◆ SUPPLIED ENTRIES:
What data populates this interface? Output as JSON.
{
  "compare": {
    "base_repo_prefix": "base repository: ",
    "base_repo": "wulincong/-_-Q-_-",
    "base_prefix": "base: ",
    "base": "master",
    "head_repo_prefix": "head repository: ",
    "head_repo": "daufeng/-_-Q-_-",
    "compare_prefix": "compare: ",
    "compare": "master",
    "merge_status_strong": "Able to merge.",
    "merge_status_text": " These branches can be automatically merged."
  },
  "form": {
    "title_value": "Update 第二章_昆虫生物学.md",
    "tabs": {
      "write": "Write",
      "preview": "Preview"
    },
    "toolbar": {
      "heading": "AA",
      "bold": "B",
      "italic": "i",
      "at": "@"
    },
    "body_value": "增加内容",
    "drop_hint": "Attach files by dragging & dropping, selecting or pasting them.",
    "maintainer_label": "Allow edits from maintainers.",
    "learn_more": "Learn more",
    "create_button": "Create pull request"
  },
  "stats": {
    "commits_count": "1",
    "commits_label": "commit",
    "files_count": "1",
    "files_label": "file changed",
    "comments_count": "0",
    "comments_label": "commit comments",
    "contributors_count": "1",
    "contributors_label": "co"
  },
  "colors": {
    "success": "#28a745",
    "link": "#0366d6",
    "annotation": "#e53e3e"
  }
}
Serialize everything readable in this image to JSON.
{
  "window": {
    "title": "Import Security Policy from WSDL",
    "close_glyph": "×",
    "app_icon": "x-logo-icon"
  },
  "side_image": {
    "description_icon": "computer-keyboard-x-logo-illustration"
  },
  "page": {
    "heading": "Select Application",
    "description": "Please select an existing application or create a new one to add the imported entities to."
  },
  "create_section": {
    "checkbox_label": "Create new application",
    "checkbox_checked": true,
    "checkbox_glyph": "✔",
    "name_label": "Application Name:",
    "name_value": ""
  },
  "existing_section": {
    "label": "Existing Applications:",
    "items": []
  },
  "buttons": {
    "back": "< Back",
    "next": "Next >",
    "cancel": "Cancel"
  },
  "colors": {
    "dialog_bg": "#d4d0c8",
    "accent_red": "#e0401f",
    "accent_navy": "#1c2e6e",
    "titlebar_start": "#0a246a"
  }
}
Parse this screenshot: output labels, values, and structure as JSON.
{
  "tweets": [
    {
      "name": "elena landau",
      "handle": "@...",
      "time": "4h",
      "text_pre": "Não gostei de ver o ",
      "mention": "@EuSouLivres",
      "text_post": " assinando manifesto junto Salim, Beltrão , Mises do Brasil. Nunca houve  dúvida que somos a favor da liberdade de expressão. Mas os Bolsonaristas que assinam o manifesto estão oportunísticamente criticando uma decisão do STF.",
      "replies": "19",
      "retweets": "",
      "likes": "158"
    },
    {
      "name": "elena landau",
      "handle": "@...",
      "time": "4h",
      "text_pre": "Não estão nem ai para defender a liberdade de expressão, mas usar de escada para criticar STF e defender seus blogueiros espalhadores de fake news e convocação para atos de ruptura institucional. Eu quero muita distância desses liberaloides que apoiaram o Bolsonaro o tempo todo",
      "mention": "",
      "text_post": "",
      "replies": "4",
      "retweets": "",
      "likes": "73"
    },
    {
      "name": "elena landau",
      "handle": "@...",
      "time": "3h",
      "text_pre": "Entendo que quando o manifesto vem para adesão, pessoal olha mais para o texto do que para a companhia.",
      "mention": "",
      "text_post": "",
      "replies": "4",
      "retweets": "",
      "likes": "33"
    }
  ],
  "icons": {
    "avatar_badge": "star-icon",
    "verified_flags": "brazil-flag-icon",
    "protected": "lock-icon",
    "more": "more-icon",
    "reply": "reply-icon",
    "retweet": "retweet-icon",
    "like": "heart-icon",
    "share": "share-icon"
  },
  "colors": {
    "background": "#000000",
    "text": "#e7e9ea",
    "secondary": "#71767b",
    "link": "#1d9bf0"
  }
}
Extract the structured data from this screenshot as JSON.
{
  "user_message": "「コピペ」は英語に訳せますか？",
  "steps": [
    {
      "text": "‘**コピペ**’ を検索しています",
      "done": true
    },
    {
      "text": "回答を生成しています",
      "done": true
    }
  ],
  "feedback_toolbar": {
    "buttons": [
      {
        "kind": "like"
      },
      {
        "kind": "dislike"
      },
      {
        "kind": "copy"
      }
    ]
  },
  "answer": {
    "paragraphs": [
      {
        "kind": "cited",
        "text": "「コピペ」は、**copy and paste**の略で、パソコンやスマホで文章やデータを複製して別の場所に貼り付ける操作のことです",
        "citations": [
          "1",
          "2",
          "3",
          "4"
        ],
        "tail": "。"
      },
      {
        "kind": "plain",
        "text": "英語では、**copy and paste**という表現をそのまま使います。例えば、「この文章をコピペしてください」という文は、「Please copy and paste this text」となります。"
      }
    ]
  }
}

◆ WORK INSTRUCTIONS:
Show every line from the entries above in which the word "heading" appears.

◆ OUTPUT:
      "heading": "AA",
    "heading": "Select Application",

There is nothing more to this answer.